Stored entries
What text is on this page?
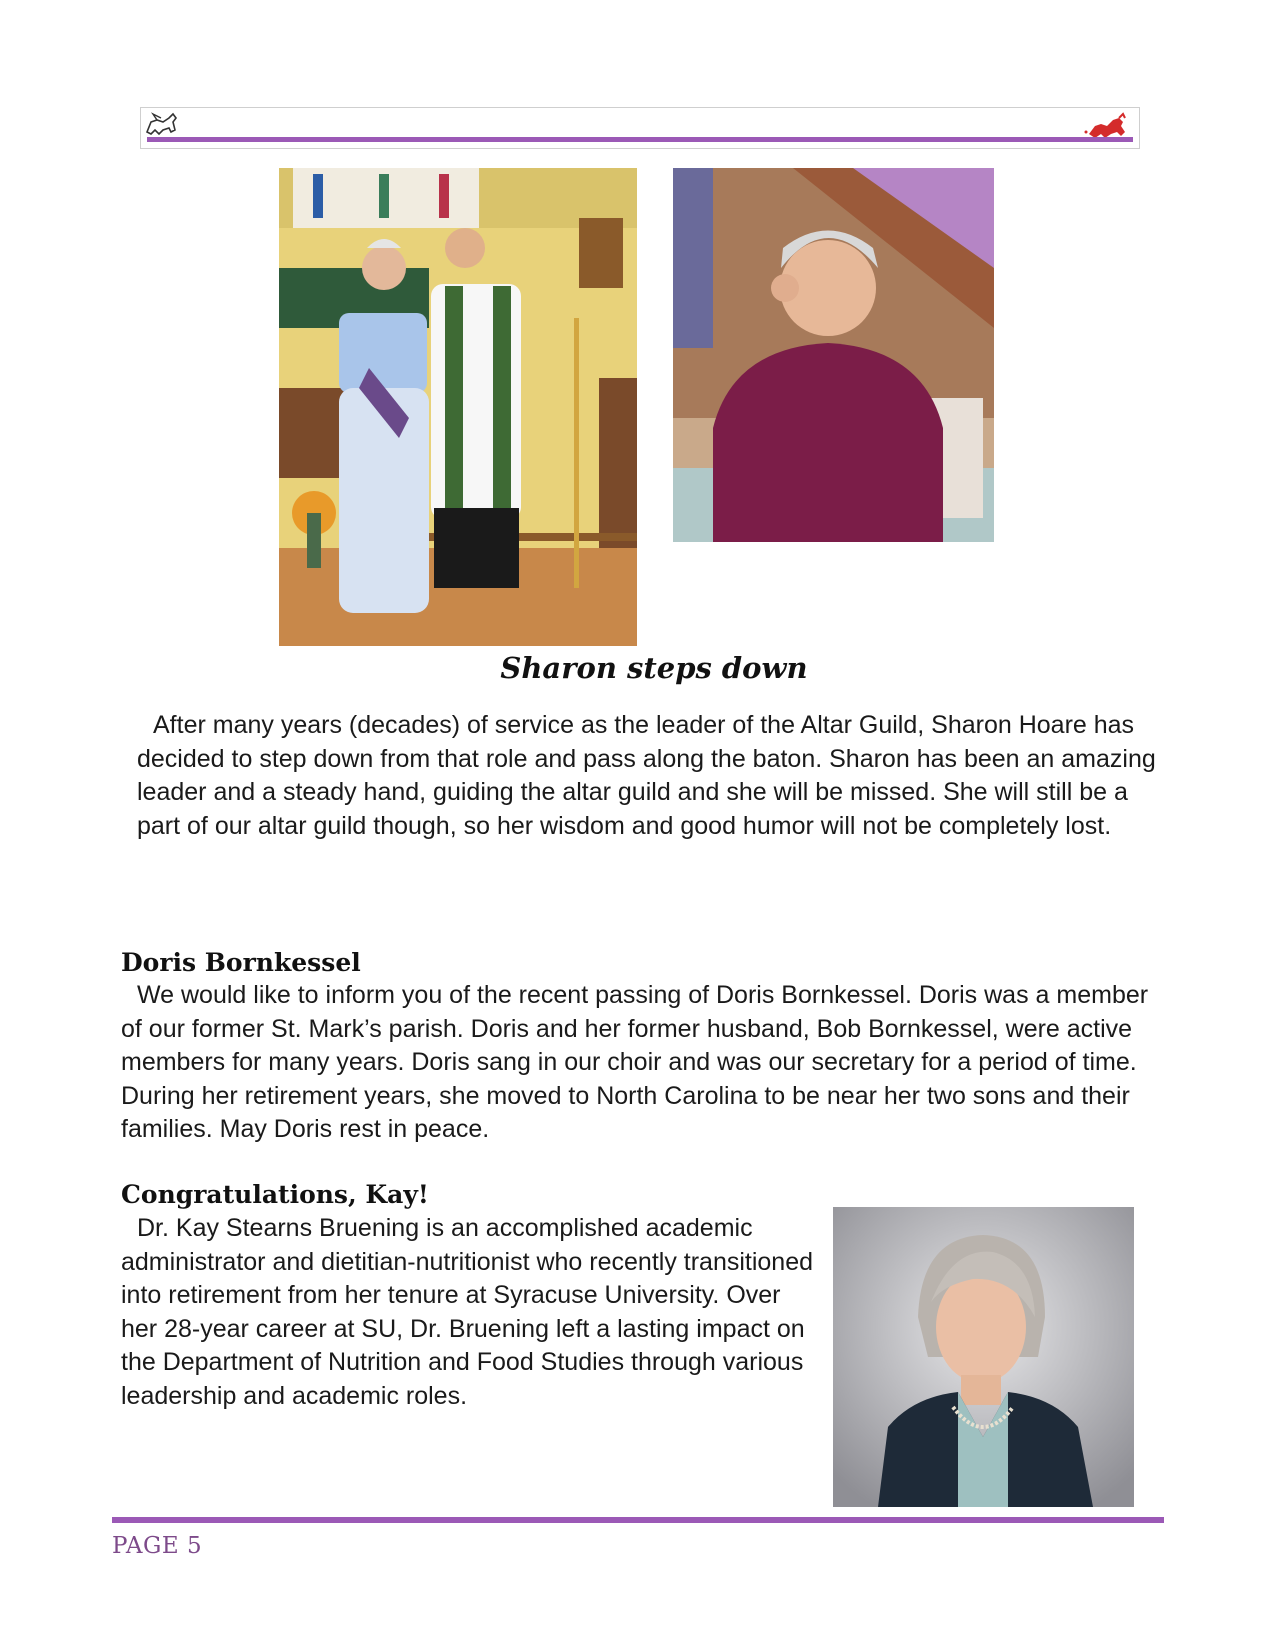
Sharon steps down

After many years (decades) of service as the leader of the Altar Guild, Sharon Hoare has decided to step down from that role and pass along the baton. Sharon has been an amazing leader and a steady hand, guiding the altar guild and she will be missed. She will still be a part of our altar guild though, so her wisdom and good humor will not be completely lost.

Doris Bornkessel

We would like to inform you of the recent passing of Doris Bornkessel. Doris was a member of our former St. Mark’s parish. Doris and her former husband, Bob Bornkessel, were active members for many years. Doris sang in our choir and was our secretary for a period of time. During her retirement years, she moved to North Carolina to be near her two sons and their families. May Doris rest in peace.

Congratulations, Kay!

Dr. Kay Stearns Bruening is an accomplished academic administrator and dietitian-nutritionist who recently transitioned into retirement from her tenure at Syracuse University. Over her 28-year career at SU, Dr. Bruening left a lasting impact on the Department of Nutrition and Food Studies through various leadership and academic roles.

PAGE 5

Directive: With the pictures left out, transcribe the material exactly.

Output below:
What text is on this page?
Sharon steps down

After many years (decades) of service as the leader of the Altar Guild, Sharon Hoare has decided to step down from that role and pass along the baton. Sharon has been an amazing leader and a steady hand, guiding the altar guild and she will be missed. She will still be a part of our altar guild though, so her wisdom and good humor will not be completely lost.

Doris Bornkessel

We would like to inform you of the recent passing of Doris Bornkessel. Doris was a member of our former St. Mark’s parish. Doris and her former husband, Bob Bornkessel, were active members for many years. Doris sang in our choir and was our secretary for a period of time. During her retirement years, she moved to North Carolina to be near her two sons and their families. May Doris rest in peace.

Congratulations, Kay!

Dr. Kay Stearns Bruening is an accomplished academic administrator and dietitian-nutritionist who recently transitioned into retirement from her tenure at Syracuse University. Over her 28-year career at SU, Dr. Bruening left a lasting impact on the Department of Nutrition and Food Studies through various leadership and academic roles.

PAGE 5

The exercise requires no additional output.